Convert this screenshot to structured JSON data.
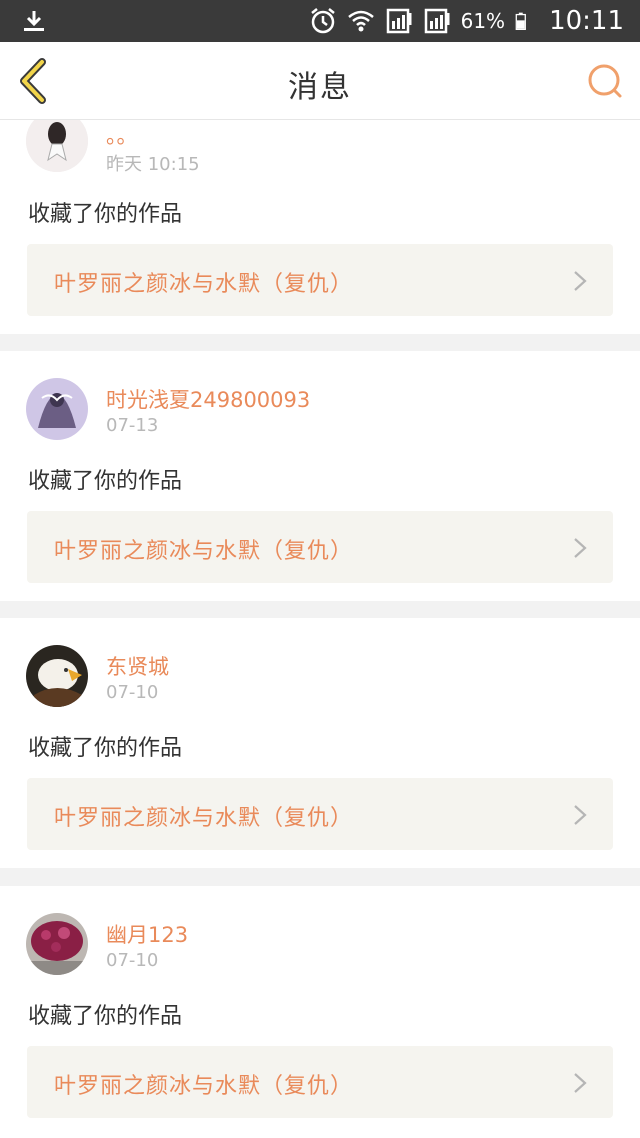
{
  "status_bar": {
    "battery": "61%",
    "time": "10:11"
  },
  "header": {
    "title": "消息"
  },
  "colors": {
    "accent": "#e98a5a",
    "work_bg": "#f5f4ef",
    "status_bar_bg": "#3a3a3a"
  },
  "messages": [
    {
      "username": "。。",
      "date": "昨天 10:15",
      "action": "收藏了你的作品",
      "work_title": "叶罗丽之颜冰与水默（复仇）"
    },
    {
      "username": "时光浅夏249800093",
      "date": "07-13",
      "action": "收藏了你的作品",
      "work_title": "叶罗丽之颜冰与水默（复仇）"
    },
    {
      "username": "东贤城",
      "date": "07-10",
      "action": "收藏了你的作品",
      "work_title": "叶罗丽之颜冰与水默（复仇）"
    },
    {
      "username": "幽月123",
      "date": "07-10",
      "action": "收藏了你的作品",
      "work_title": "叶罗丽之颜冰与水默（复仇）"
    }
  ]
}
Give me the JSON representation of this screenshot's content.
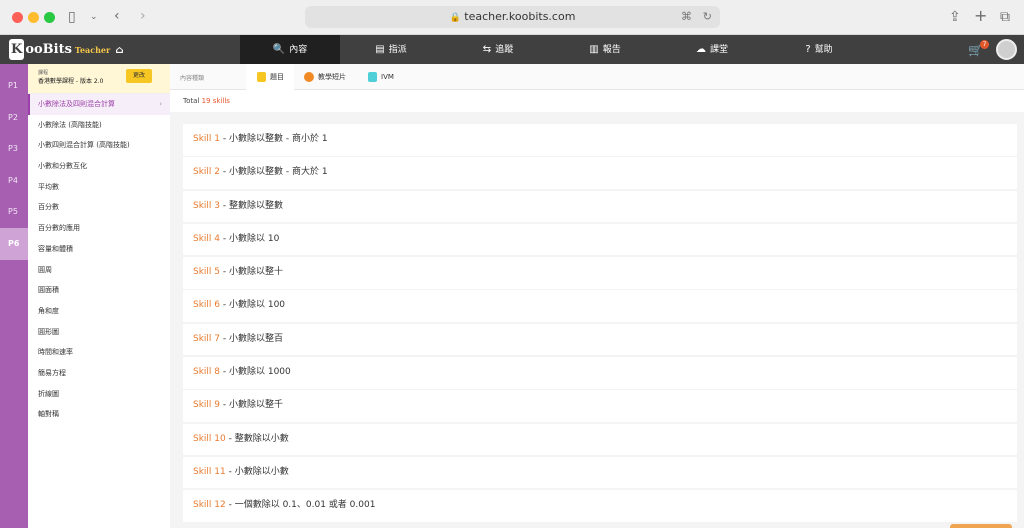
{
  "browser": {
    "url": "teacher.koobits.com"
  },
  "brand": {
    "logo_k": "K",
    "logo_rest": "ooBits",
    "logo_sub": "Teacher"
  },
  "nav": [
    {
      "icon": "search-icon",
      "glyph": "🔍",
      "label": "內容"
    },
    {
      "icon": "assign-icon",
      "glyph": "▤",
      "label": "指派"
    },
    {
      "icon": "track-icon",
      "glyph": "⇆",
      "label": "追蹤"
    },
    {
      "icon": "report-icon",
      "glyph": "▥",
      "label": "報告"
    },
    {
      "icon": "classroom-icon",
      "glyph": "☁",
      "label": "課堂"
    },
    {
      "icon": "help-icon",
      "glyph": "?",
      "label": "幫助"
    }
  ],
  "cart": {
    "count": "7"
  },
  "levels": [
    "P1",
    "P2",
    "P3",
    "P4",
    "P5",
    "P6"
  ],
  "course": {
    "label": "課程",
    "name": "香港數學課程 - 版本 2.0",
    "change": "更改"
  },
  "topics": [
    "小數除法及四則混合計算",
    "小數除法 (高階技能)",
    "小數四則混合計算 (高階技能)",
    "小數和分數互化",
    "平均數",
    "百分數",
    "百分數的應用",
    "容量和體積",
    "圓周",
    "圓面積",
    "角和度",
    "圓形圖",
    "時間和速率",
    "簡易方程",
    "折線圖",
    "軸對稱"
  ],
  "tabs": {
    "label": "內容種類",
    "items": [
      "題目",
      "教學短片",
      "IVM"
    ]
  },
  "total": {
    "prefix": "Total",
    "count": "19 skills"
  },
  "skills": [
    {
      "tag": "Skill 1",
      "name": " - 小數除以整數 - 商小於 1"
    },
    {
      "tag": "Skill 2",
      "name": " - 小數除以整數 - 商大於 1"
    },
    {
      "tag": "Skill 3",
      "name": " - 整數除以整數"
    },
    {
      "tag": "Skill 4",
      "name": " - 小數除以 10"
    },
    {
      "tag": "Skill 5",
      "name": " - 小數除以整十"
    },
    {
      "tag": "Skill 6",
      "name": " - 小數除以 100"
    },
    {
      "tag": "Skill 7",
      "name": " - 小數除以整百"
    },
    {
      "tag": "Skill 8",
      "name": " - 小數除以 1000"
    },
    {
      "tag": "Skill 9",
      "name": " - 小數除以整千"
    },
    {
      "tag": "Skill 10",
      "name": " - 整數除以小數"
    },
    {
      "tag": "Skill 11",
      "name": " - 小數除以小數"
    },
    {
      "tag": "Skill 12",
      "name": " - 一個數除以 0.1、0.01 或者 0.001"
    }
  ]
}
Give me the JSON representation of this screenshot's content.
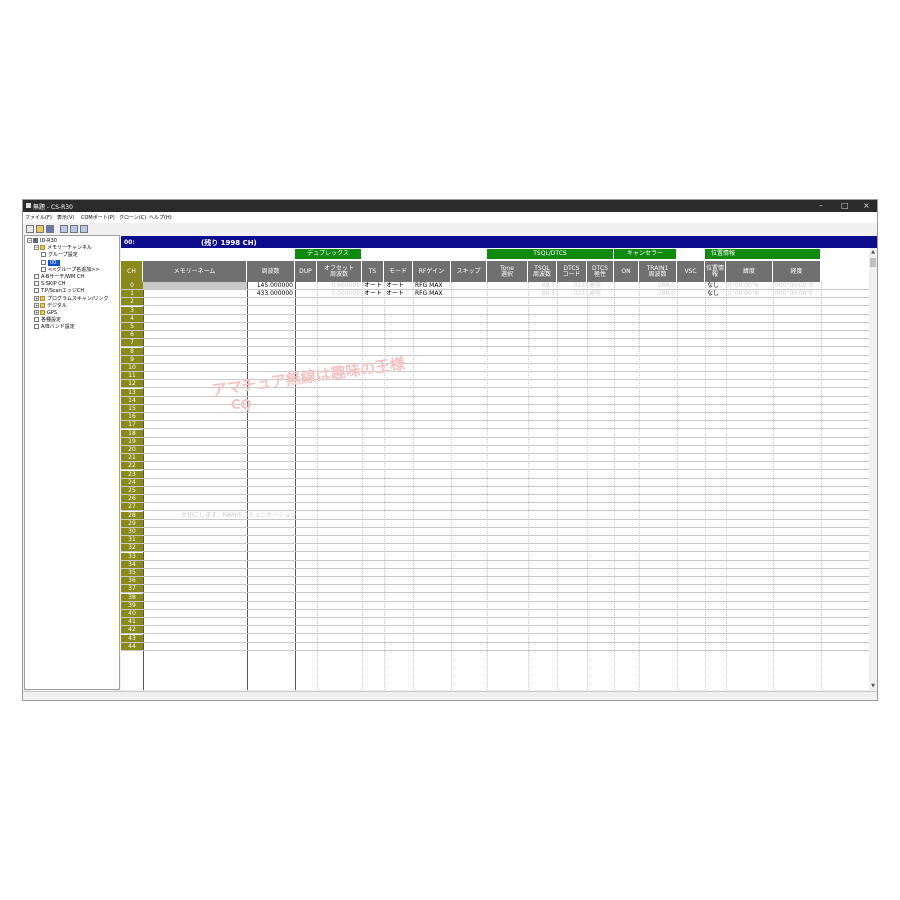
{
  "window": {
    "title": "無題 - CS-R30",
    "minimize": "–",
    "maximize": "□",
    "close": "×"
  },
  "menu": [
    "ファイル(F)",
    "表示(V)",
    "COMポート(P)",
    "クローン(C)",
    "ヘルプ(H)"
  ],
  "tree": [
    {
      "label": "ID-R30",
      "indent": 0,
      "icon": "radio",
      "expand": "−"
    },
    {
      "label": "メモリーチャンネル",
      "indent": 1,
      "icon": "folder",
      "expand": "−"
    },
    {
      "label": "グループ設定",
      "indent": 2,
      "icon": "page"
    },
    {
      "label": "00:",
      "indent": 2,
      "icon": "page",
      "selected": true
    },
    {
      "label": "<<グループ名追加>>",
      "indent": 2,
      "icon": "page"
    },
    {
      "label": "A-Bサーチ/WM CH",
      "indent": 1,
      "icon": "page"
    },
    {
      "label": "S.SKIP CH",
      "indent": 1,
      "icon": "page"
    },
    {
      "label": "T.P/ScanエッジCH",
      "indent": 1,
      "icon": "page"
    },
    {
      "label": "プログラムスキャン/リンク",
      "indent": 1,
      "icon": "folder",
      "expand": "+"
    },
    {
      "label": "デジタル",
      "indent": 1,
      "icon": "folder",
      "expand": "+"
    },
    {
      "label": "GPS",
      "indent": 1,
      "icon": "folder",
      "expand": "+"
    },
    {
      "label": "各種設定",
      "indent": 1,
      "icon": "page"
    },
    {
      "label": "A/Bバンド設定",
      "indent": 1,
      "icon": "page"
    }
  ],
  "header": {
    "group": "00:",
    "remaining": "(残り 1998 CH)"
  },
  "group_headers": [
    "デュプレックス",
    "TSQL/DTCS",
    "キャンセラー",
    "位置情報"
  ],
  "columns": [
    "CH",
    "メモリーネーム",
    "周波数",
    "DUP",
    "オフセット\n周波数",
    "TS",
    "モード",
    "RFゲイン",
    "スキップ",
    "Tone\n選択",
    "TSQL\n周波数",
    "DTCS\nコード",
    "DTCS\n極性",
    "ON",
    "TRAIN1\n周波数",
    "VSC",
    "位置情報",
    "緯度",
    "経度"
  ],
  "rows": [
    {
      "ch": "0",
      "freq": "145.000000",
      "offset": "0.600000",
      "ts": "オート",
      "mode": "オート",
      "rfgain": "RFG MAX",
      "tsql": "88.5",
      "dtcs": "023",
      "pol": "通常",
      "train": "288.0",
      "pos": "なし",
      "lat": "0°00'00\"N",
      "lon": "000°00'00\"E"
    },
    {
      "ch": "1",
      "freq": "433.000000",
      "offset": "5.000000",
      "ts": "オート",
      "mode": "オート",
      "rfgain": "RFG MAX",
      "tsql": "88.5",
      "dtcs": "023",
      "pol": "通常",
      "train": "288.0",
      "pos": "なし",
      "lat": "0°00'00\"N",
      "lon": "000°00'00\"E"
    },
    {
      "ch": "2"
    },
    {
      "ch": "3"
    },
    {
      "ch": "4"
    },
    {
      "ch": "5"
    },
    {
      "ch": "6"
    },
    {
      "ch": "7"
    },
    {
      "ch": "8"
    },
    {
      "ch": "9"
    },
    {
      "ch": "10"
    },
    {
      "ch": "11"
    },
    {
      "ch": "12"
    },
    {
      "ch": "13"
    },
    {
      "ch": "14"
    },
    {
      "ch": "15"
    },
    {
      "ch": "16"
    },
    {
      "ch": "17"
    },
    {
      "ch": "18"
    },
    {
      "ch": "19"
    },
    {
      "ch": "20"
    },
    {
      "ch": "21"
    },
    {
      "ch": "22"
    },
    {
      "ch": "23"
    },
    {
      "ch": "24"
    },
    {
      "ch": "25"
    },
    {
      "ch": "26"
    },
    {
      "ch": "27"
    },
    {
      "ch": "28"
    },
    {
      "ch": "29"
    },
    {
      "ch": "30"
    },
    {
      "ch": "31"
    },
    {
      "ch": "32"
    },
    {
      "ch": "33"
    },
    {
      "ch": "34"
    },
    {
      "ch": "35"
    },
    {
      "ch": "36"
    },
    {
      "ch": "37"
    },
    {
      "ch": "38"
    },
    {
      "ch": "39"
    },
    {
      "ch": "40"
    },
    {
      "ch": "41"
    },
    {
      "ch": "42"
    },
    {
      "ch": "43"
    },
    {
      "ch": "44"
    }
  ],
  "watermark": {
    "line1": "アマチュア無線は趣味の王様",
    "line2": "CQ",
    "line3": "大切にします、HAMのコミュニケーション"
  },
  "colors": {
    "header_bar": "#0c0c8c",
    "group_green": "#0e8a0e",
    "ch_olive": "#8a8a1c",
    "col_header_gray": "#707070"
  }
}
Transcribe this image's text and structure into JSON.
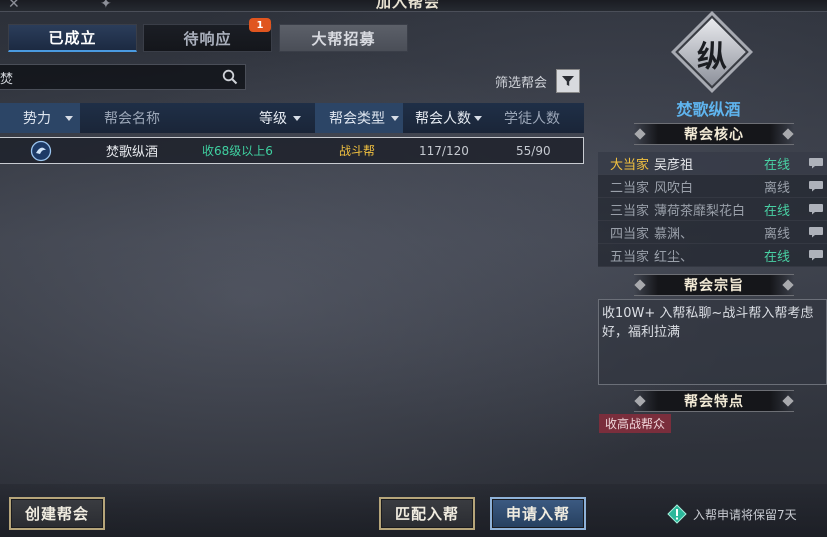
{
  "window": {
    "title": "加入帮会"
  },
  "tabs": [
    {
      "label": "已成立"
    },
    {
      "label": "待响应",
      "badge": "1"
    },
    {
      "label": "大帮招募"
    }
  ],
  "search": {
    "value": "焚"
  },
  "filter": {
    "label": "筛选帮会"
  },
  "table": {
    "columns": [
      "势力",
      "帮会名称",
      "等级",
      "帮会类型",
      "帮会人数",
      "学徒人数"
    ],
    "rows": [
      {
        "name": "焚歌纵酒",
        "level": "收68级以上6",
        "type": "战斗帮",
        "members": "117/120",
        "apprentices": "55/90"
      }
    ]
  },
  "guild": {
    "emblem": "纵",
    "name": "焚歌纵酒",
    "core_title": "帮会核心",
    "core": [
      {
        "role": "大当家",
        "member": "吴彦祖",
        "status": "在线"
      },
      {
        "role": "二当家",
        "member": "风吹白",
        "status": "离线"
      },
      {
        "role": "三当家",
        "member": "薄荷茶靡梨花白",
        "status": "在线"
      },
      {
        "role": "四当家",
        "member": "慕渊、",
        "status": "离线"
      },
      {
        "role": "五当家",
        "member": "红尘、",
        "status": "在线"
      }
    ],
    "purpose_title": "帮会宗旨",
    "purpose": "收10W+ 入帮私聊~战斗帮入帮考虑好，福利拉满",
    "features_title": "帮会特点",
    "features": [
      "收高战帮众"
    ]
  },
  "buttons": {
    "create": "创建帮会",
    "match": "匹配入帮",
    "apply": "申请入帮"
  },
  "note": "入帮申请将保留7天",
  "colors": {
    "accent_blue": "#5fb4ee",
    "online": "#49d1a4",
    "gold": "#f0c040",
    "badge": "#e0551f"
  }
}
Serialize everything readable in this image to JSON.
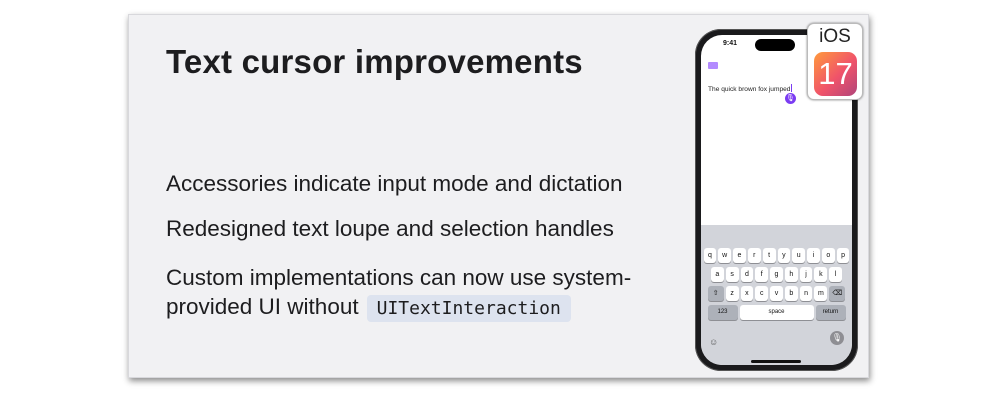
{
  "slide": {
    "title": "Text cursor improvements",
    "bullets": [
      "Accessories indicate input mode and dictation",
      "Redesigned text loupe and selection handles"
    ],
    "bullet3_text": "Custom implementations can now use system-provided UI without",
    "bullet3_code": "UITextInteraction"
  },
  "phone": {
    "status_time": "9:41",
    "typed_text": "The quick brown fox jumped",
    "keyboard": {
      "row1": [
        "q",
        "w",
        "e",
        "r",
        "t",
        "y",
        "u",
        "i",
        "o",
        "p"
      ],
      "row2": [
        "a",
        "s",
        "d",
        "f",
        "g",
        "h",
        "j",
        "k",
        "l"
      ],
      "row3": [
        "⇧",
        "z",
        "x",
        "c",
        "v",
        "b",
        "n",
        "m",
        "⌫"
      ],
      "numbers_key": "123",
      "space_key": "space",
      "return_key": "return"
    },
    "icons": {
      "shift": "shift-icon",
      "delete": "delete-icon",
      "emoji": "emoji-icon",
      "mic": "microphone-icon"
    }
  },
  "badge": {
    "os": "iOS",
    "version": "17"
  }
}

● ● ● ●

## Work to do
From the data above, pick out each line containing "username" and copy it.

## Written solution
      "username": "。。",
      "username": "时光浅夏249800093",
      "username": "东贤城",
      "username": "幽月123",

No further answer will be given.